» **THE PROBLEM**: Transcribe the material word for word, but without the images.

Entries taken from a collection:
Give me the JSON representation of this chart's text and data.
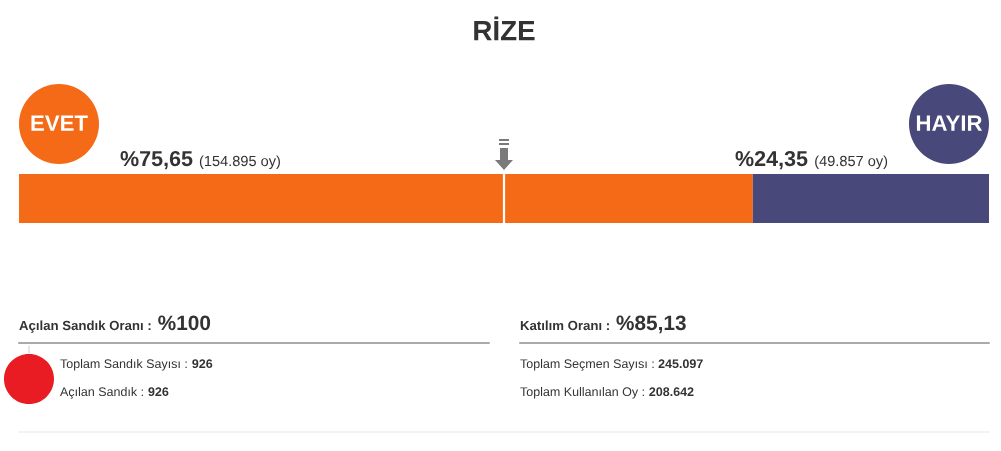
{
  "chart_data": [
    {
      "type": "bar",
      "title": "RİZE",
      "orientation": "horizontal",
      "stacked": true,
      "categories": [
        null
      ],
      "xlim": [
        0,
        100
      ],
      "tick_labels": false,
      "series": [
        {
          "name": "EVET",
          "color": "#f56a16",
          "values": [
            75.65
          ],
          "value_labels": [
            "%75,65"
          ]
        },
        {
          "name": "HAYIR",
          "color": "#48487a",
          "values": [
            24.35
          ],
          "value_labels": [
            "%24,35"
          ]
        }
      ],
      "annotations": [
        "(154.895 oy)",
        "(49.857 oy)"
      ],
      "ref_lines": [
        {
          "axis": "x",
          "value": 50,
          "color": "#ffffff"
        }
      ]
    },
    {
      "type": "other",
      "annotations": [
        "Açılan Sandık Oranı : %100",
        "Toplam Sandık Sayısı : 926",
        "Açılan Sandık : 926",
        "Katılım Oranı : %85,13",
        "Toplam Seçmen Sayısı : 245.097",
        "Toplam Kullanılan Oy : 208.642"
      ]
    }
  ]
}
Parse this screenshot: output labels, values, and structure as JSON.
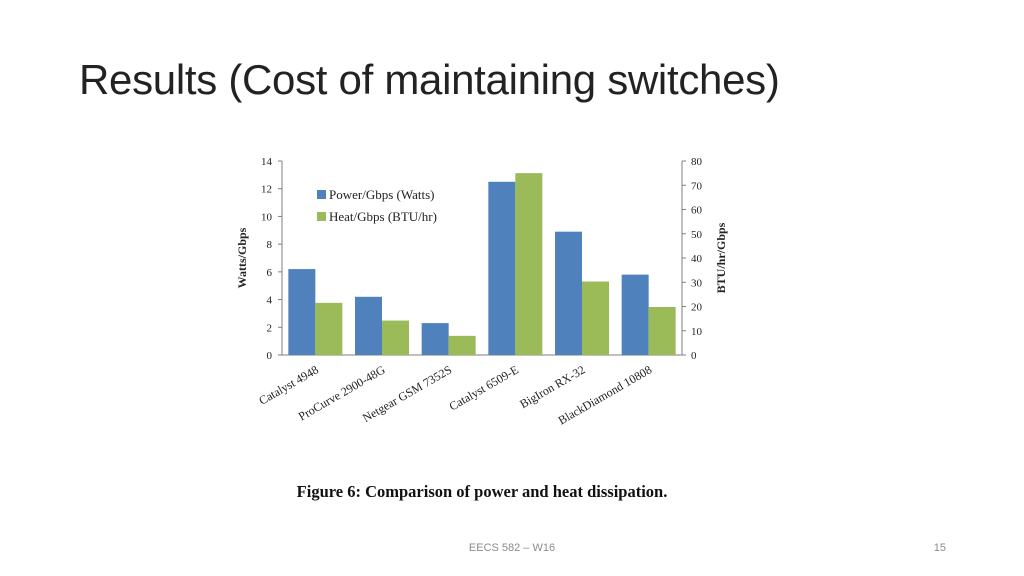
{
  "slide": {
    "title": "Results (Cost of maintaining switches)",
    "footer": "EECS 582 – W16",
    "page_number": "15"
  },
  "figure": {
    "caption": "Figure 6:  Comparison of power and heat dissipation."
  },
  "colors": {
    "power": "#4f81bd",
    "heat": "#9bbb59",
    "axis": "#7f7f7f"
  },
  "chart_data": {
    "type": "bar",
    "title": "",
    "categories": [
      "Catalyst 4948",
      "ProCurve 2900-48G",
      "Netgear GSM 7352S",
      "Catalyst 6509-E",
      "BigIron RX-32",
      "BlackDiamond 10808"
    ],
    "series": [
      {
        "name": "Power/Gbps (Watts)",
        "axis": "left",
        "values": [
          6.2,
          4.2,
          2.3,
          12.5,
          8.9,
          5.8
        ]
      },
      {
        "name": "Heat/Gbps (BTU/hr)",
        "axis": "right",
        "values": [
          21.5,
          14.2,
          7.9,
          75,
          30.3,
          19.8
        ]
      }
    ],
    "ylabel": "Watts/Gbps",
    "ylim": [
      0,
      14
    ],
    "yticks": [
      0,
      2,
      4,
      6,
      8,
      10,
      12,
      14
    ],
    "y2label": "BTU/hr/Gbps",
    "y2lim": [
      0,
      80
    ],
    "y2ticks": [
      0,
      10,
      20,
      30,
      40,
      50,
      60,
      70,
      80
    ],
    "legend": "top-left",
    "grid": false
  }
}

» **TASK SOLUTION**:
Give me the JSON representation of this chart's text and data.
{
  "chart_data": [
    {
      "type": "bar",
      "title": "RİZE",
      "orientation": "horizontal",
      "stacked": true,
      "categories": [
        null
      ],
      "xlim": [
        0,
        100
      ],
      "tick_labels": false,
      "series": [
        {
          "name": "EVET",
          "color": "#f56a16",
          "values": [
            75.65
          ],
          "value_labels": [
            "%75,65"
          ]
        },
        {
          "name": "HAYIR",
          "color": "#48487a",
          "values": [
            24.35
          ],
          "value_labels": [
            "%24,35"
          ]
        }
      ],
      "annotations": [
        "(154.895 oy)",
        "(49.857 oy)"
      ],
      "ref_lines": [
        {
          "axis": "x",
          "value": 50,
          "color": "#ffffff"
        }
      ]
    },
    {
      "type": "other",
      "annotations": [
        "Açılan Sandık Oranı : %100",
        "Toplam Sandık Sayısı : 926",
        "Açılan Sandık : 926",
        "Katılım Oranı : %85,13",
        "Toplam Seçmen Sayısı : 245.097",
        "Toplam Kullanılan Oy : 208.642"
      ]
    }
  ]
}
Parse this screenshot: output labels, values, and structure as JSON.
{
  "slide": {
    "title": "Results (Cost of maintaining switches)",
    "footer": "EECS 582 – W16",
    "page_number": "15"
  },
  "figure": {
    "caption": "Figure 6:  Comparison of power and heat dissipation."
  },
  "colors": {
    "power": "#4f81bd",
    "heat": "#9bbb59",
    "axis": "#7f7f7f"
  },
  "chart_data": {
    "type": "bar",
    "title": "",
    "categories": [
      "Catalyst 4948",
      "ProCurve 2900-48G",
      "Netgear GSM 7352S",
      "Catalyst 6509-E",
      "BigIron RX-32",
      "BlackDiamond 10808"
    ],
    "series": [
      {
        "name": "Power/Gbps (Watts)",
        "axis": "left",
        "values": [
          6.2,
          4.2,
          2.3,
          12.5,
          8.9,
          5.8
        ]
      },
      {
        "name": "Heat/Gbps (BTU/hr)",
        "axis": "right",
        "values": [
          21.5,
          14.2,
          7.9,
          75,
          30.3,
          19.8
        ]
      }
    ],
    "ylabel": "Watts/Gbps",
    "ylim": [
      0,
      14
    ],
    "yticks": [
      0,
      2,
      4,
      6,
      8,
      10,
      12,
      14
    ],
    "y2label": "BTU/hr/Gbps",
    "y2lim": [
      0,
      80
    ],
    "y2ticks": [
      0,
      10,
      20,
      30,
      40,
      50,
      60,
      70,
      80
    ],
    "legend": "top-left",
    "grid": false
  }
}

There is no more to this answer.